From the line that includes "Output the text content of this document." to the last line of the records that follow, copy every line exactly and nothing more, omitting pictures.

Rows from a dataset
###
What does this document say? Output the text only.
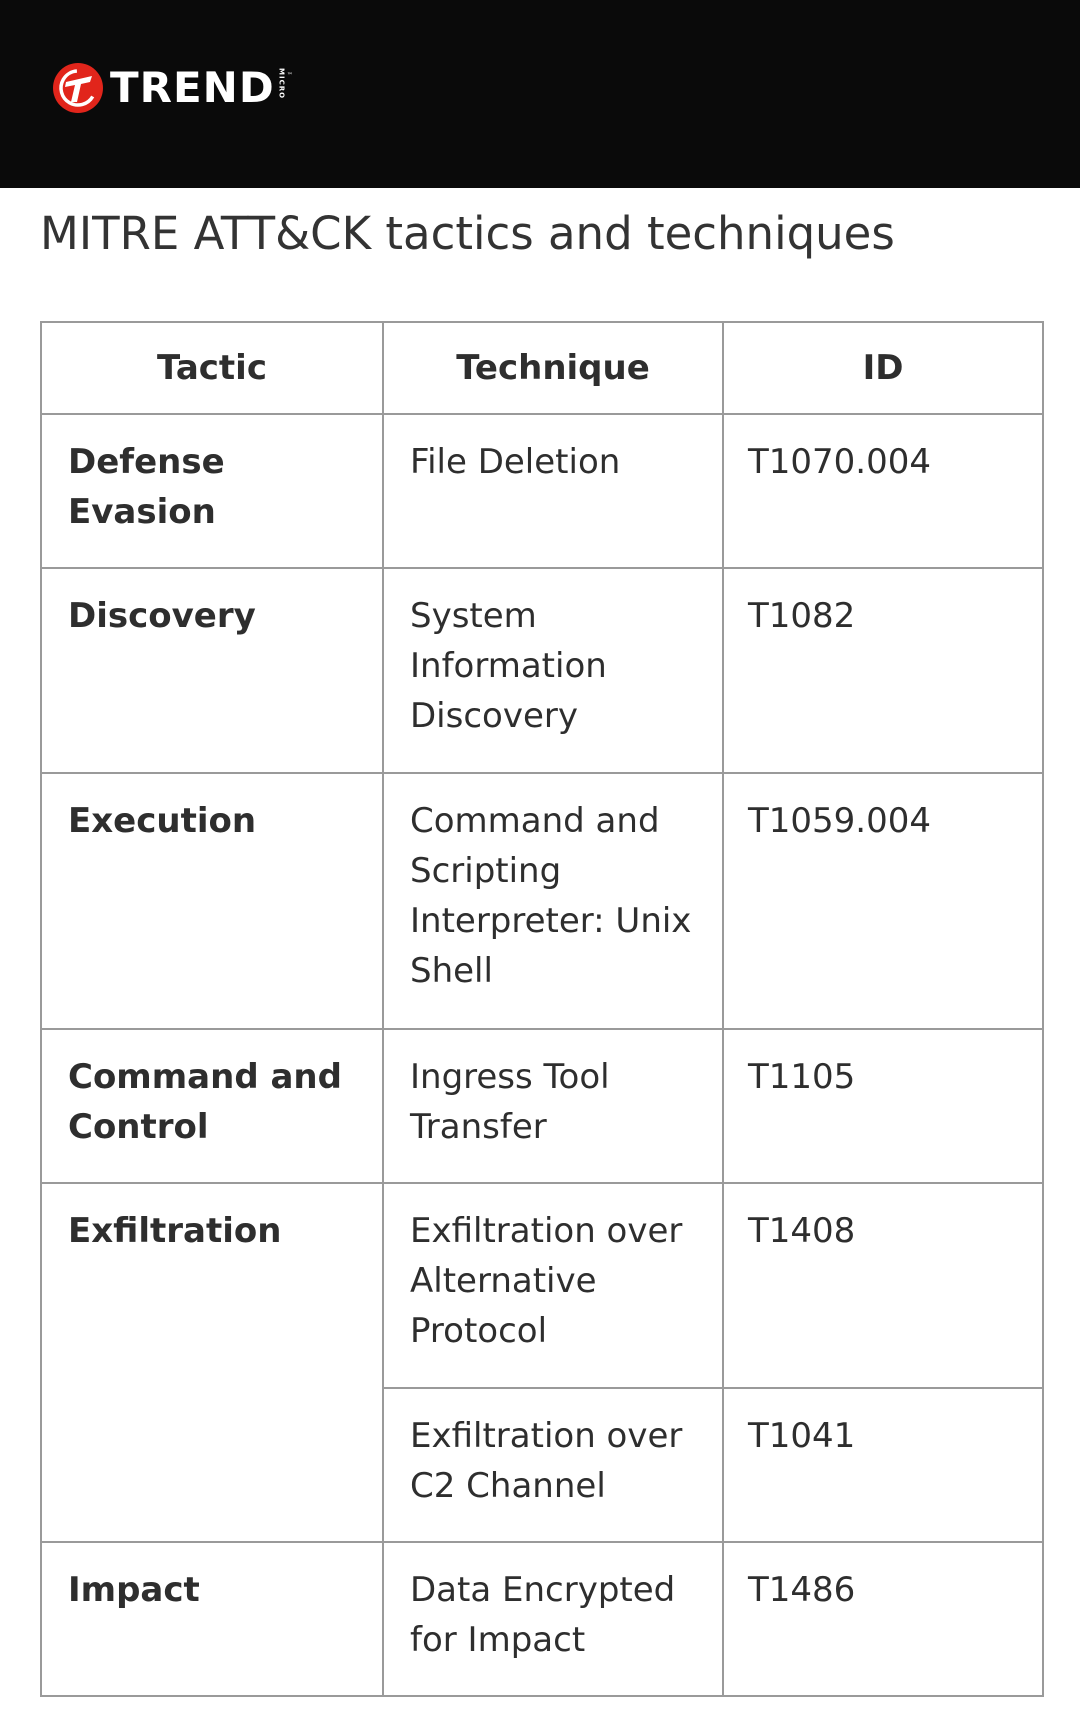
TREND MICRO ™
MITRE ATT&CK tactics and techniques
Tactic	Technique	ID
Defense Evasion	File Deletion	T1070.004
Discovery	System Information Discovery	T1082
Execution	Command and Scripting Interpreter: Unix Shell	T1059.004
Command and Control	Ingress Tool Transfer	T1105
Exfiltration	Exfiltration over Alternative Protocol	T1408
	Exfiltration over C2 Channel	T1041
Impact	Data Encrypted for Impact	T1486
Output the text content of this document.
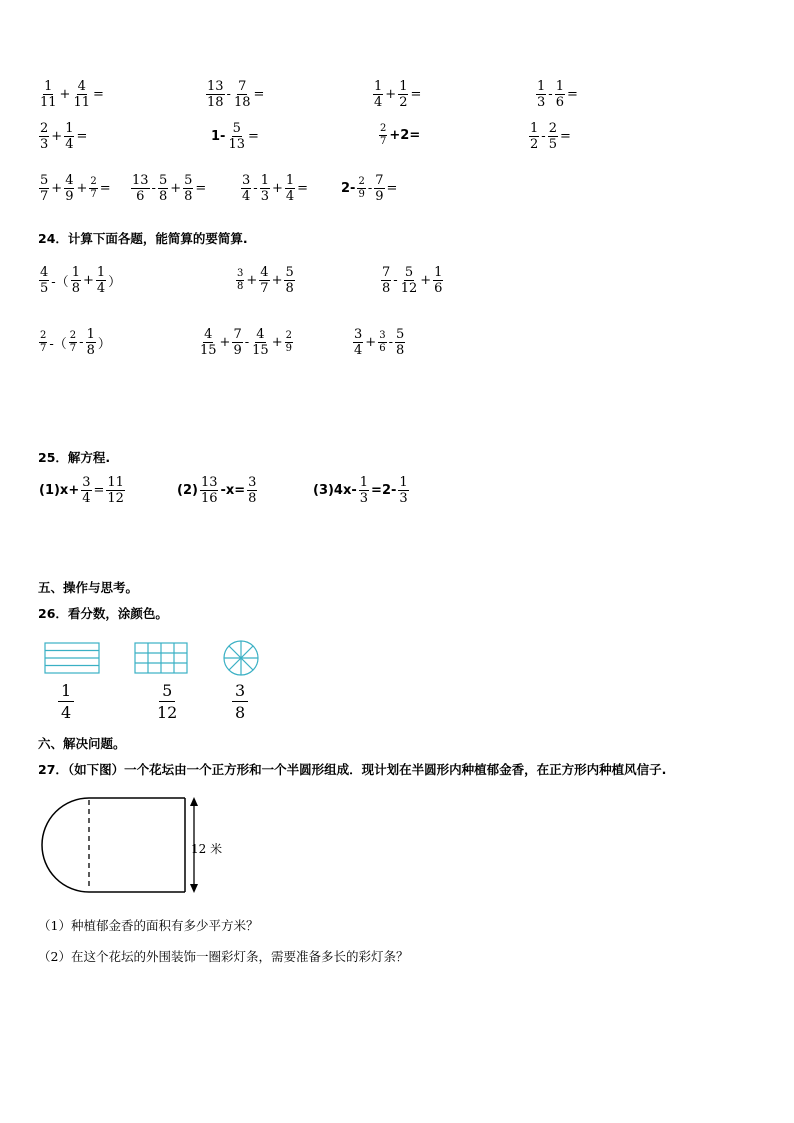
1
11
+ $\frac{4}{11}$ =
13
18
- $\frac{7}{18}$ =
1
4
+ $\frac{1}{2}$ =
1
3
- $\frac{1}{6}$ =
2
3
+ $\frac{1}{4}$ =	$1- \frac{5}{13}$ =
2
7 +2=	1
2
- $\frac{2}{5}$ =
5
7
+ $\frac{4}{9} + \frac{2}{7}$ =
13
6
-
5
8
+ $\frac{5}{8}$ =
3
4
-
1
3
+ $\frac{1}{4}$ =	2- 2
$9 - \frac{7}{9}$ =
24．计算下面各题，能简算的要简算.
4
5 -（
1
8
+ $\frac{1}{4}$ ）
3
$8 + \frac{4}{7} + \frac{5}{8}$	7
8
-
5
12
+ $\frac{1}{6}$
2
7 -（
2
7 -
1
8 ）
4
15
+ $\frac{7}{9}$ -
4
15
+ $\frac{2}{9}$	3
4
+ $\frac{3}{6}$ -
5
8
25．解方程.
$(1)x+ \frac{3}{4} = \frac{11}{12}$	(2)
13
16
$-x= \frac{3}{8}$	$(3)4x- \frac{1}{3} =2-$
1
3
五、操作与思考。
26．看分数，涂颜色。
1
4
5
12
3
8
六、解决问题。
27．（如下图）一个花坛由一个正方形和一个半圆形组成．现计划在半圆形内种植郁金香，在正方形内种植风信子.
12 米
（1）种植郁金香的面积有多少平方米？
（2）在这个花坛的外围装饰一圈彩灯条，需要准备多长的彩灯条？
###
ANSWER FOR THE TASK
Output the text content of this document.
1
11
+ $\frac{4}{11}$ =
13
18
- $\frac{7}{18}$ =
1
4
+ $\frac{1}{2}$ =
1
3
- $\frac{1}{6}$ =
2
3
+ $\frac{1}{4}$ =	$1- \frac{5}{13}$ =
2
7 +2=	1
2
- $\frac{2}{5}$ =
5
7
+ $\frac{4}{9} + \frac{2}{7}$ =
13
6
-
5
8
+ $\frac{5}{8}$ =
3
4
-
1
3
+ $\frac{1}{4}$ =	2- 2
$9 - \frac{7}{9}$ =
24．计算下面各题，能简算的要简算.
4
5 -（
1
8
+ $\frac{1}{4}$ ）
3
$8 + \frac{4}{7} + \frac{5}{8}$	7
8
-
5
12
+ $\frac{1}{6}$
2
7 -（
2
7 -
1
8 ）
4
15
+ $\frac{7}{9}$ -
4
15
+ $\frac{2}{9}$	3
4
+ $\frac{3}{6}$ -
5
8
25．解方程.
$(1)x+ \frac{3}{4} = \frac{11}{12}$	(2)
13
16
$-x= \frac{3}{8}$	$(3)4x- \frac{1}{3} =2-$
1
3
五、操作与思考。
26．看分数，涂颜色。
1
4
5
12
3
8
六、解决问题。
27．（如下图）一个花坛由一个正方形和一个半圆形组成．现计划在半圆形内种植郁金香，在正方形内种植风信子.
12 米
（1）种植郁金香的面积有多少平方米？
（2）在这个花坛的外围装饰一圈彩灯条，需要准备多长的彩灯条？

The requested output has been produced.